**Passage for review**:
'''

Question is in the title, boredom is creeping in and I'd like to plan out a fun motor for old school v8's to play with one day.
I was wondering how does GRM plan out a motor build? I've used sites like PCPartPicker to build a PC and put it together and wanted to do the same thing but for engines. Interest peaked when I visited blueprints website and saw this then proceeded to eye this on summit. I'd like to assume that piecing together your own stuff and putting it together yourself would be cheaper for similar/same results.
I'm sure I'm not the only one to try to do this and wanted to know how you go through this.
When I was in middle school I would just pour over jegs and summit catalogs with a notebook and a pen building imaginary engines for the 78 Camaro I was definitely buying on my 16th birthday.
I still like to browse physical catalogs if I have the opportunity and put together my own setup rather than rely on a kit.
Brian
UltraDork
11/2/17 4:35 p.m.
I used to have a copy of Desktop Dyno. That gave hours of fun with bench building fantasy (and some not so fantasy) motor combos.
In reply to TurboFocus : why build something if you don't know? I use performance trends because I've found if I put real numbers in the computer winds up being within 2% of actual Dyno numbers.
A way to check any program's accuracy is reverse engineer a known product. Have horsepower and torque numbers for a particular engine? Reverse it and see how close to correct the program will be. Once you are on the money then you can do what-ifs
cam, headers, turbo etc all without spending another dime.
You really need flow bench numbers to be valid. But like I said reverse a known combo and that will give you flow bench numbers.

'''

**Supplied data**:

'''

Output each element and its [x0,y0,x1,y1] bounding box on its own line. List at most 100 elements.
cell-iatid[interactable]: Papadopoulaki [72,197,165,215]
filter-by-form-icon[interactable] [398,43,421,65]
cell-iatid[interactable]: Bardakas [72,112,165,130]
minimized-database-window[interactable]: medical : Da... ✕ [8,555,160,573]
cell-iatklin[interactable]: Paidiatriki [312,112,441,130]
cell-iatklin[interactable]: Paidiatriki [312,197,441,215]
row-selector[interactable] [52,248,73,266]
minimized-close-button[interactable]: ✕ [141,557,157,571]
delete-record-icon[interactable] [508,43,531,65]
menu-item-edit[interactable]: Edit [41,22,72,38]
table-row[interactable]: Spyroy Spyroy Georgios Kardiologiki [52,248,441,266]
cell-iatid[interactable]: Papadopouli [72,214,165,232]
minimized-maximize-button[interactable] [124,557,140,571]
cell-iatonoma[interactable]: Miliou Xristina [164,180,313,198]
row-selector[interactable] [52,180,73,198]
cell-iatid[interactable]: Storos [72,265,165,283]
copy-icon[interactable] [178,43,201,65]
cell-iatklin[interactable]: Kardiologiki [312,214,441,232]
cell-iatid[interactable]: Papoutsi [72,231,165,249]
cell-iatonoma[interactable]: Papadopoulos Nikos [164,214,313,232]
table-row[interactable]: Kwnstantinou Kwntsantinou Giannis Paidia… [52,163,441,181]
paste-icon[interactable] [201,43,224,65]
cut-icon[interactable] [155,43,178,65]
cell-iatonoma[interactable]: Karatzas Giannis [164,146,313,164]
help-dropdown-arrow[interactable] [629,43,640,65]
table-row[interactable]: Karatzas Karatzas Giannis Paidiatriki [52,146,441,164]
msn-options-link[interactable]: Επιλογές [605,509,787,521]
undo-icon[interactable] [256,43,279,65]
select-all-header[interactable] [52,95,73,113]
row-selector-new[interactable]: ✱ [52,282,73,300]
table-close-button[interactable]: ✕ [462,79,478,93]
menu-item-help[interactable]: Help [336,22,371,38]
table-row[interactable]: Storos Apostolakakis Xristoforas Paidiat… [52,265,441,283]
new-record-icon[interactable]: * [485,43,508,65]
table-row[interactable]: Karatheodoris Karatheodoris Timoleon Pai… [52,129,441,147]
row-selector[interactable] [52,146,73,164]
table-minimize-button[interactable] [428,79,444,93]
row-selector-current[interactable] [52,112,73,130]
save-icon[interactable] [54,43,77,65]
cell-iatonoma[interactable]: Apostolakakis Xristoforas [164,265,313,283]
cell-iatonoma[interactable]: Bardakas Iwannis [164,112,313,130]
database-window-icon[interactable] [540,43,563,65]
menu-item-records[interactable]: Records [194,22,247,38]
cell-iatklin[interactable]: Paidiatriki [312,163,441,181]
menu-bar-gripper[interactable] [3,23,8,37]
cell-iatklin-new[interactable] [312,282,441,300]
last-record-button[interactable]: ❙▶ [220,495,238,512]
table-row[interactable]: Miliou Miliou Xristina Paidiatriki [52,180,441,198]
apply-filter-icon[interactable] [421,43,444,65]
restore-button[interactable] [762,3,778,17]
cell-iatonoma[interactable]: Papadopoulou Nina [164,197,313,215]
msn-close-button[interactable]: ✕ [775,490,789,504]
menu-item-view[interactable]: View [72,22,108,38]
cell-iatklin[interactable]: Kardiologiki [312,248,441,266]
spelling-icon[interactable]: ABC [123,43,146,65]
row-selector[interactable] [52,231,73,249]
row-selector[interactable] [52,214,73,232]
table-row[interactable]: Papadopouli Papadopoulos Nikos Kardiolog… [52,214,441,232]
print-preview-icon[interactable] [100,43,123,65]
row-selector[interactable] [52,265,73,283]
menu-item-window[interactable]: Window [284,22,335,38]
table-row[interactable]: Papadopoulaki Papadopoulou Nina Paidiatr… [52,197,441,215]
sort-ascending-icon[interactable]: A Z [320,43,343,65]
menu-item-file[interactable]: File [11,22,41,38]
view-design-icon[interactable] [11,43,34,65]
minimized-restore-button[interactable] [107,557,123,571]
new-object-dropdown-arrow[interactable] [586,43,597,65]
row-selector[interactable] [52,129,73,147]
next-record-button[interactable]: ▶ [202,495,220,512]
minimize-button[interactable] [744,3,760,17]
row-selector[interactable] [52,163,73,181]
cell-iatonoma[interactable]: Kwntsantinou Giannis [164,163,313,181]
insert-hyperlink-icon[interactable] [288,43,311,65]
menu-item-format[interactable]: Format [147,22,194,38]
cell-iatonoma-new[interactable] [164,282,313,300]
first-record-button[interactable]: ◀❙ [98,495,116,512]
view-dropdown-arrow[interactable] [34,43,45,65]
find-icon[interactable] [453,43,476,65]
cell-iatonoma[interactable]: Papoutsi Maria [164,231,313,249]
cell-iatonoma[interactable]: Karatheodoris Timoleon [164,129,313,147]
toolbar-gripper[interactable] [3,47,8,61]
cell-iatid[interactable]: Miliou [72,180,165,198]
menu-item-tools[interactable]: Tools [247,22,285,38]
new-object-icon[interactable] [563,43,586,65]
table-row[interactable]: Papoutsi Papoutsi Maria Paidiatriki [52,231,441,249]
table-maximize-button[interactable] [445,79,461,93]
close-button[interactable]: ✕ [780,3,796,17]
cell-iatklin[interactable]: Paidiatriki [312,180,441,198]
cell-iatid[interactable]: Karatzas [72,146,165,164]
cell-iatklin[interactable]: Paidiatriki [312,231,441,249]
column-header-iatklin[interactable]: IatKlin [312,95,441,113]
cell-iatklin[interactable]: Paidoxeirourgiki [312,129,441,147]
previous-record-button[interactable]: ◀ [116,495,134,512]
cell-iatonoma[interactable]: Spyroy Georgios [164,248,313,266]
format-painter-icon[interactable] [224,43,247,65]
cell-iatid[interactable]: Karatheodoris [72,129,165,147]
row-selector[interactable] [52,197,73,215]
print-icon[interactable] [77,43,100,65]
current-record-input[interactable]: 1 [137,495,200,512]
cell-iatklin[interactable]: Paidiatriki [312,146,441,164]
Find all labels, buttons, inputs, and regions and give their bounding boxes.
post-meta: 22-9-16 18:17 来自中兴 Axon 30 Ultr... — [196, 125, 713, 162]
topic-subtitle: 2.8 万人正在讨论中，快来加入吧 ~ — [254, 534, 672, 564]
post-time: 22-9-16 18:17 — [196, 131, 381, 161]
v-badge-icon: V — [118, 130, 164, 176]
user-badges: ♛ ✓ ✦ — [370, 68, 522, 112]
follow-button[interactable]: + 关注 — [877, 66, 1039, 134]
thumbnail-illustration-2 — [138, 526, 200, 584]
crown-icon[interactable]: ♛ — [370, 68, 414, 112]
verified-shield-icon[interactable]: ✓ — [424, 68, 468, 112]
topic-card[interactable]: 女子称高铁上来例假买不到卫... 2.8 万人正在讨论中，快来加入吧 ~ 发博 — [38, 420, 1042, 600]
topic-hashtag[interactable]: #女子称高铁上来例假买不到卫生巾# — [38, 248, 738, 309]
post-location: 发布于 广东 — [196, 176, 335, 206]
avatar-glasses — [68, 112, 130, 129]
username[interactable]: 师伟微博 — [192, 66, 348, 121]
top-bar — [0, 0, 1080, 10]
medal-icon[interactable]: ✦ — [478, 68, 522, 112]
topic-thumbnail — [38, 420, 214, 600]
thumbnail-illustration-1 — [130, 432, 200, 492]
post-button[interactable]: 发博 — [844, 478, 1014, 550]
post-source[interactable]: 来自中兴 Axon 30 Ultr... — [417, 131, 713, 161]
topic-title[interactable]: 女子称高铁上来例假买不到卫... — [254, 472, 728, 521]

'''

**Goal of the exercise**:
Copy out the whole forum thread on planning an engine build word for word. You can set the listing aside.

**Completed task**:
Question is in the title, boredom is creeping in and I'd like to plan out a fun motor for old school v8's to play with one day.
I was wondering how does GRM plan out a motor build? I've used sites like PCPartPicker to build a PC and put it together and wanted to do the same thing but for engines. Interest peaked when I visited blueprints website and saw this then proceeded to eye this on summit. I'd like to assume that piecing together your own stuff and putting it together yourself would be cheaper for similar/same results.
I'm sure I'm not the only one to try to do this and wanted to know how you go through this.
When I was in middle school I would just pour over jegs and summit catalogs with a notebook and a pen building imaginary engines for the 78 Camaro I was definitely buying on my 16th birthday.
I still like to browse physical catalogs if I have the opportunity and put together my own setup rather than rely on a kit.
Brian
UltraDork
11/2/17 4:35 p.m.
I used to have a copy of Desktop Dyno. That gave hours of fun with bench building fantasy (and some not so fantasy) motor combos.
In reply to TurboFocus : why build something if you don't know? I use performance trends because I've found if I put real numbers in the computer winds up being within 2% of actual Dyno numbers.
A way to check any program's accuracy is reverse engineer a known product. Have horsepower and torque numbers for a particular engine? Reverse it and see how close to correct the program will be. Once you are on the money then you can do what-ifs
cam, headers, turbo etc all without spending another dime.
You really need flow bench numbers to be valid. But like I said reverse a known combo and that will give you flow bench numbers.